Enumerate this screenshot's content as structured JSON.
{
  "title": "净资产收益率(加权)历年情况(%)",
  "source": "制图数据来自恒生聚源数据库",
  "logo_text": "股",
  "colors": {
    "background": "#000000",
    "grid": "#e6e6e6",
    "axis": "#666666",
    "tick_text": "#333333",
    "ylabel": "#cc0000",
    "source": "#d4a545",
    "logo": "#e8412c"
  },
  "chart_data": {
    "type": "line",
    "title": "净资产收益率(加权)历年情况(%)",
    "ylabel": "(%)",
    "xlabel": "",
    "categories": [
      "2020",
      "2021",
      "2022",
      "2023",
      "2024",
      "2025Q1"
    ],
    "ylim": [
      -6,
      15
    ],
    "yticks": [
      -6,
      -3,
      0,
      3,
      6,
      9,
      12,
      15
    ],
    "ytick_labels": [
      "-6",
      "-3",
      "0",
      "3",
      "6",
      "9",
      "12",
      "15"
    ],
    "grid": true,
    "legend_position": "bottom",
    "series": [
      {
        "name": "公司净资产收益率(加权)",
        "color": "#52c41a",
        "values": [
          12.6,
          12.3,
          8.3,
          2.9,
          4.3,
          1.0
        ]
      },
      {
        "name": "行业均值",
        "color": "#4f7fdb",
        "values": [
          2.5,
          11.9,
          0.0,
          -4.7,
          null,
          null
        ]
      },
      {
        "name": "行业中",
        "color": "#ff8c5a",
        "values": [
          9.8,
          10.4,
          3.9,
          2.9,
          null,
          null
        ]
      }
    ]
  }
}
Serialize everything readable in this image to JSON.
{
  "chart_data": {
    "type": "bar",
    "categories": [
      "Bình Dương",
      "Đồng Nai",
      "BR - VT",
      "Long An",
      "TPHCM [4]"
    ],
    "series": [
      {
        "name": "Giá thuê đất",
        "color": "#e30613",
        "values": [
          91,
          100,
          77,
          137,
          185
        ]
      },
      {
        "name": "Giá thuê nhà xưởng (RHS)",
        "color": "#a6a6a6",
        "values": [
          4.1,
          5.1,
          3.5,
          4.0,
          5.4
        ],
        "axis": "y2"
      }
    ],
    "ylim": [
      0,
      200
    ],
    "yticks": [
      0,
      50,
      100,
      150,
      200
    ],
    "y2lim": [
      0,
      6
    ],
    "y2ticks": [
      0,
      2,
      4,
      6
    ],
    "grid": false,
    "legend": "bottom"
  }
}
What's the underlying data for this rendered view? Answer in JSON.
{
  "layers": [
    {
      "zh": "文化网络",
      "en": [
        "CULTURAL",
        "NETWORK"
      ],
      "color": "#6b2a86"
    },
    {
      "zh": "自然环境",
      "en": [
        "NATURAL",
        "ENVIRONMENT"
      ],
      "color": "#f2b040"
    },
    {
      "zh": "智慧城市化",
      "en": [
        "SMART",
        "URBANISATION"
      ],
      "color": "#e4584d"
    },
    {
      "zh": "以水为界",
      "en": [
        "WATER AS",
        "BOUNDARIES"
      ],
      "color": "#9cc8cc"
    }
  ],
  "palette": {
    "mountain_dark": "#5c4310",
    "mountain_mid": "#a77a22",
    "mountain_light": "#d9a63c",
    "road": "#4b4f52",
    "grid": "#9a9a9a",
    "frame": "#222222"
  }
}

********

* _Requirements_
Take every line from the data above that holds "bottom" and copy it out.

* _The answer_
    "legend_position": "bottom",
    "legend": "bottom"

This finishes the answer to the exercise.